Dataset items:
★ ★ ★ ★
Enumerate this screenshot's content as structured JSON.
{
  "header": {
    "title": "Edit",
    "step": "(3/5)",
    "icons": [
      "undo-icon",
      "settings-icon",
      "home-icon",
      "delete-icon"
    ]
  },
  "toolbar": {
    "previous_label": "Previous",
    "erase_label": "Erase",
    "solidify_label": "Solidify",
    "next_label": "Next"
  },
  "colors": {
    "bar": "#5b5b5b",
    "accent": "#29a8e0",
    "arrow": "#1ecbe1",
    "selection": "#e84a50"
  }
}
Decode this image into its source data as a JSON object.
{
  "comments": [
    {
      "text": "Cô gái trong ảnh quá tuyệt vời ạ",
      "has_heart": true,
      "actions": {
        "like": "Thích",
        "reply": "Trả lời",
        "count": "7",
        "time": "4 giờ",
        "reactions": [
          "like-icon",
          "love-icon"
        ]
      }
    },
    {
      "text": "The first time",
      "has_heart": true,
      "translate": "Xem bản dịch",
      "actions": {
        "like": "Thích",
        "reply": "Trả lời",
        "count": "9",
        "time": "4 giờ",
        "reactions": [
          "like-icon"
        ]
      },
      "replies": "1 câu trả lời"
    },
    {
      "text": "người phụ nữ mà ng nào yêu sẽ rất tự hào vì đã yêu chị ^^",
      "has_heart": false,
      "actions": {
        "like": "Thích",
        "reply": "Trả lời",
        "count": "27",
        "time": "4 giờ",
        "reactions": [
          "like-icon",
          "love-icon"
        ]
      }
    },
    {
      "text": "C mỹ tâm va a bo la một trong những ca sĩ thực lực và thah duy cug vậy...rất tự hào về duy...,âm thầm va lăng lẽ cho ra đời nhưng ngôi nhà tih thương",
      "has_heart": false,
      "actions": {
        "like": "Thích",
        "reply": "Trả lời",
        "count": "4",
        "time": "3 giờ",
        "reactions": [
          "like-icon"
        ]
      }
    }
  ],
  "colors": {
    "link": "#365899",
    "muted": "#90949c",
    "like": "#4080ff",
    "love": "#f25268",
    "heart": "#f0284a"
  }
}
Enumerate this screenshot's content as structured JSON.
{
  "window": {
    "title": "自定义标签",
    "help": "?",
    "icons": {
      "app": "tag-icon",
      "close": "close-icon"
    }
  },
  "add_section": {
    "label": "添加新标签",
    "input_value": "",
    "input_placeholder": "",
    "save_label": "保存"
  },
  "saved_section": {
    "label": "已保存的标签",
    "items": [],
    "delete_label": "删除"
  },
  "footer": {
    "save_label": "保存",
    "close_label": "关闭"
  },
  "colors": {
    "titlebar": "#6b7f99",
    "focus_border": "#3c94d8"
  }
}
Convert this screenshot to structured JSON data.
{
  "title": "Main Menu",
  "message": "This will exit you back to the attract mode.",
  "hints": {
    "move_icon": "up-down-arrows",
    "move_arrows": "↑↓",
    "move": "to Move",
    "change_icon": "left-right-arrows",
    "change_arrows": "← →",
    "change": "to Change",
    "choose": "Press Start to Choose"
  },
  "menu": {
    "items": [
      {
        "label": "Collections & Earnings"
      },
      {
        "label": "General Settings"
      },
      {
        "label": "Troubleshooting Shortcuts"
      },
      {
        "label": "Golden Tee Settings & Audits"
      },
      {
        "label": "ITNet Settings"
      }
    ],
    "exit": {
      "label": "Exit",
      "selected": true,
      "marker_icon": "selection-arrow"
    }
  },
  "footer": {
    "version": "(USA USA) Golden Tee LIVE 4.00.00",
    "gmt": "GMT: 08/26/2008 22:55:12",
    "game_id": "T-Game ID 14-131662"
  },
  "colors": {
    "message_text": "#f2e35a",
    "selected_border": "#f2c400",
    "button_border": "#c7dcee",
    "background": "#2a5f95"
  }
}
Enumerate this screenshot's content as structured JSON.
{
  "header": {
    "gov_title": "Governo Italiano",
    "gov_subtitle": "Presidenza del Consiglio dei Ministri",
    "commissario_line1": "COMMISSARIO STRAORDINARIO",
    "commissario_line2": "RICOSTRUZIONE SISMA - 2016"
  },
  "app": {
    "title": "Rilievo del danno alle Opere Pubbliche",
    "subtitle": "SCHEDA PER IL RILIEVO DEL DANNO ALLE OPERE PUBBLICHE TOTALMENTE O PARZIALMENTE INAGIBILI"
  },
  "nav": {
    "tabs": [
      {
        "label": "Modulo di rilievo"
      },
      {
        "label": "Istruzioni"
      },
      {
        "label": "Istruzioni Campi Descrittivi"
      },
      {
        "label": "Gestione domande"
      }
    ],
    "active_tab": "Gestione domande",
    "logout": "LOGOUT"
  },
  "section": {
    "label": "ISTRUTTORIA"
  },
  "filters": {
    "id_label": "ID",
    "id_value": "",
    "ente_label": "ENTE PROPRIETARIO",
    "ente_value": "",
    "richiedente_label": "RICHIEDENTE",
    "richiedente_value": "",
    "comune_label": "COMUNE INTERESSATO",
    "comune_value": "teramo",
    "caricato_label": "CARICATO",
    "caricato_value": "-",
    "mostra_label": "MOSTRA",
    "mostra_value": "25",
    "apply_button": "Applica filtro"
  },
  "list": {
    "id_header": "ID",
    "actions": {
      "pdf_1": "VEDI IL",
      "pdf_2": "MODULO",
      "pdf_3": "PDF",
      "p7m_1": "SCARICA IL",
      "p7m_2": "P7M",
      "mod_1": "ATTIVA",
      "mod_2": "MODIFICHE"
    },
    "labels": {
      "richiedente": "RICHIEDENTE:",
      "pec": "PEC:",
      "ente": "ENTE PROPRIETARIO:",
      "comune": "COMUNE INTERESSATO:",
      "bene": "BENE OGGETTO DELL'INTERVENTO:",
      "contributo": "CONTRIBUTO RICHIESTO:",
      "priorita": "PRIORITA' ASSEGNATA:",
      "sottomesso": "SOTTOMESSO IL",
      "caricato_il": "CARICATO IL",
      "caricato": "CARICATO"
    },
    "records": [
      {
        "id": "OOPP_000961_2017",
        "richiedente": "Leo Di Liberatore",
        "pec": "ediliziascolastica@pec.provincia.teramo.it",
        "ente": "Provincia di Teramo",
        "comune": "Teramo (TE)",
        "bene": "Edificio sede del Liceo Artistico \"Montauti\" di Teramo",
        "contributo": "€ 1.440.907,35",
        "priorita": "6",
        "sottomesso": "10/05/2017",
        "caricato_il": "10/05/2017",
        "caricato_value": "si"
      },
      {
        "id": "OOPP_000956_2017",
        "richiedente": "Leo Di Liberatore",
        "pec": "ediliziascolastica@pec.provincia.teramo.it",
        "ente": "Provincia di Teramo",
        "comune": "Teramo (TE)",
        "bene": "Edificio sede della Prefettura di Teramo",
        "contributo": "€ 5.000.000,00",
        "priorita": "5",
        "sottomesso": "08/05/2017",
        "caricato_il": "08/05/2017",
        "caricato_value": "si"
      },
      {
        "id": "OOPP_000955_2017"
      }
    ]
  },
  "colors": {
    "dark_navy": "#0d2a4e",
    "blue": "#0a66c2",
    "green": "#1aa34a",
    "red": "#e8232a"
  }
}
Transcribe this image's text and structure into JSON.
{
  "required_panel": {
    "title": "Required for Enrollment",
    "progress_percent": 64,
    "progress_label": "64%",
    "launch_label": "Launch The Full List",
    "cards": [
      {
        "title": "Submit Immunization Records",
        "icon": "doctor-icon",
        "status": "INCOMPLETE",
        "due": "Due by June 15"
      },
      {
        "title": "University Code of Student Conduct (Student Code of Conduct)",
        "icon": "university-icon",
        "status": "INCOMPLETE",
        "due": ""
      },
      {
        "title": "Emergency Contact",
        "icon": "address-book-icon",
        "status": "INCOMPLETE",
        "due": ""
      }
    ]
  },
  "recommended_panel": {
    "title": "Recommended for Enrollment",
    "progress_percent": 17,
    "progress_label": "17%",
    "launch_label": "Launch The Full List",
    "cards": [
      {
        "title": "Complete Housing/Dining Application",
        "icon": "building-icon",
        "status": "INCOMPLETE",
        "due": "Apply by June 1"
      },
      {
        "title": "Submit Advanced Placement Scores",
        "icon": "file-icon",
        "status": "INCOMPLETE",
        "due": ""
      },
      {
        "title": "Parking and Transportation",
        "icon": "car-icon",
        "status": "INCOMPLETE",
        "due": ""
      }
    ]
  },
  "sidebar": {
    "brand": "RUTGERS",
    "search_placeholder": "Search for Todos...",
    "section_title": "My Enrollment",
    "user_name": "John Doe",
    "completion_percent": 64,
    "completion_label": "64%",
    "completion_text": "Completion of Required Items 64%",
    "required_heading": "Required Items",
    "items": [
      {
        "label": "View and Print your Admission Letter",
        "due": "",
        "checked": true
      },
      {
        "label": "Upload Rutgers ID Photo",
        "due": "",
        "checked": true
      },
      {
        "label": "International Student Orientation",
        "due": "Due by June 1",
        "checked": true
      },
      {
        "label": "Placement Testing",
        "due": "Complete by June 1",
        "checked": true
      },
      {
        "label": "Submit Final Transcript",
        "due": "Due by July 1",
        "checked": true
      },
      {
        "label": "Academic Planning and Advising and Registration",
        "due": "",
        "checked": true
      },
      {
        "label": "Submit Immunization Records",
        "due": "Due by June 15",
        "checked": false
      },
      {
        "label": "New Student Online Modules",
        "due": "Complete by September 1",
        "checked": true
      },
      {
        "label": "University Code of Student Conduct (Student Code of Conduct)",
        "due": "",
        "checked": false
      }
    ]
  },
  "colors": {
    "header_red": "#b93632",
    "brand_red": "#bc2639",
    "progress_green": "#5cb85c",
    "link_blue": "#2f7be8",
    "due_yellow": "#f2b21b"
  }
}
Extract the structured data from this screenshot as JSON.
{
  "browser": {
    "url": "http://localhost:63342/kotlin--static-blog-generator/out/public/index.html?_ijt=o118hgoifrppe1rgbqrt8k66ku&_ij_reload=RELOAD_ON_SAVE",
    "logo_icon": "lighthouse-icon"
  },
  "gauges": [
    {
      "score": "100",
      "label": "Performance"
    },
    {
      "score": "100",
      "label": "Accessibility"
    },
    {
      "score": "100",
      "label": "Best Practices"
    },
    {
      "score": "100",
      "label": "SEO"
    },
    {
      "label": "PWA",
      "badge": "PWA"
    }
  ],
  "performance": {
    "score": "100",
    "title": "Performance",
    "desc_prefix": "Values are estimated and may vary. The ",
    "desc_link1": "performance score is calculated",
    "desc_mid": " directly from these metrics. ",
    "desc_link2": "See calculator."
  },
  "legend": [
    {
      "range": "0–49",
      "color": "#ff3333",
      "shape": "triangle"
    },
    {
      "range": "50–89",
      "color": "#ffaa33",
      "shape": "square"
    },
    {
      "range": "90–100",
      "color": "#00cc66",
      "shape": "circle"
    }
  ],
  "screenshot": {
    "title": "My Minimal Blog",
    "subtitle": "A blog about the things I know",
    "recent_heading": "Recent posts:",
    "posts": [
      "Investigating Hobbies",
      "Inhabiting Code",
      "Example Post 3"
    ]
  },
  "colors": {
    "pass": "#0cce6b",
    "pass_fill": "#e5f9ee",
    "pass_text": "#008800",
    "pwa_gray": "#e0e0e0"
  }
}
★ ★ ★ ★
- WHAT YOU NEED TO DO:
Copy every line of the listing where the word "sottomesso" appears.

- FINISHED ANSWER:
      "sottomesso": "SOTTOMESSO IL",
        "sottomesso": "10/05/2017",
        "sottomesso": "08/05/2017",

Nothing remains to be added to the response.